• _GOAL OF THE EXERCISE_
Locate and copy each line in the data that contains the word "text".

________________________________________

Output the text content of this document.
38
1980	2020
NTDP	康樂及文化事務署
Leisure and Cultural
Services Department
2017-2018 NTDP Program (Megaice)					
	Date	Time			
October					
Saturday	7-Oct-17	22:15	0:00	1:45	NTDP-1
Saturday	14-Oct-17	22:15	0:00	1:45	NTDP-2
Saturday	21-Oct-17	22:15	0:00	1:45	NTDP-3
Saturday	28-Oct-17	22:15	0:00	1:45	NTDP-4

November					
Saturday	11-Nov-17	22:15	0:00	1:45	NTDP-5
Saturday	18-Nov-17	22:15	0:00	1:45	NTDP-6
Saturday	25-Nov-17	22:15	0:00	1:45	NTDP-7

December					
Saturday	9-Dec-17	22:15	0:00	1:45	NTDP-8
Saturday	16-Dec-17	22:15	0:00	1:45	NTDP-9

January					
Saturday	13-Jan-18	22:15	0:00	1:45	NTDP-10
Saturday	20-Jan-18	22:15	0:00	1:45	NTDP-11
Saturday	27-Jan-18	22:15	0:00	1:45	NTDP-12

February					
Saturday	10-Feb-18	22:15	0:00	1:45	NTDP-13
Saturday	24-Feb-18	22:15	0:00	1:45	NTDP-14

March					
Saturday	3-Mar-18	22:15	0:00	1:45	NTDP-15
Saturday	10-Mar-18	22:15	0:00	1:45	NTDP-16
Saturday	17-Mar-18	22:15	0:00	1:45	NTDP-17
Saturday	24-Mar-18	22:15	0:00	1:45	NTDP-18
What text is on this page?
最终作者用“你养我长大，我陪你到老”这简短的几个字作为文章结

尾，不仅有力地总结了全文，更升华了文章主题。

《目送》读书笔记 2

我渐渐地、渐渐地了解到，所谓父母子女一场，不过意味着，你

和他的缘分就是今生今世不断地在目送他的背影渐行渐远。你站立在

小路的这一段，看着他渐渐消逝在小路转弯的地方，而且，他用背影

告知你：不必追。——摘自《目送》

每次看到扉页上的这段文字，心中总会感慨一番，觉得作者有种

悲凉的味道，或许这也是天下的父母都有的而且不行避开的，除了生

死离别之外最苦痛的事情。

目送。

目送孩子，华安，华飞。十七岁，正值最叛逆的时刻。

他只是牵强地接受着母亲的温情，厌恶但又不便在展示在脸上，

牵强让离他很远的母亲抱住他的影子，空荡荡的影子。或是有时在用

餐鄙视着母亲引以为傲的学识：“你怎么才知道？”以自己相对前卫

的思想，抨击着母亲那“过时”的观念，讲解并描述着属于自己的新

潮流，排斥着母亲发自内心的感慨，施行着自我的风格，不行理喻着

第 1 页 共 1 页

________________________________________

• _ANSWER BELOW_
Output the text content of this document.
What text is on this page?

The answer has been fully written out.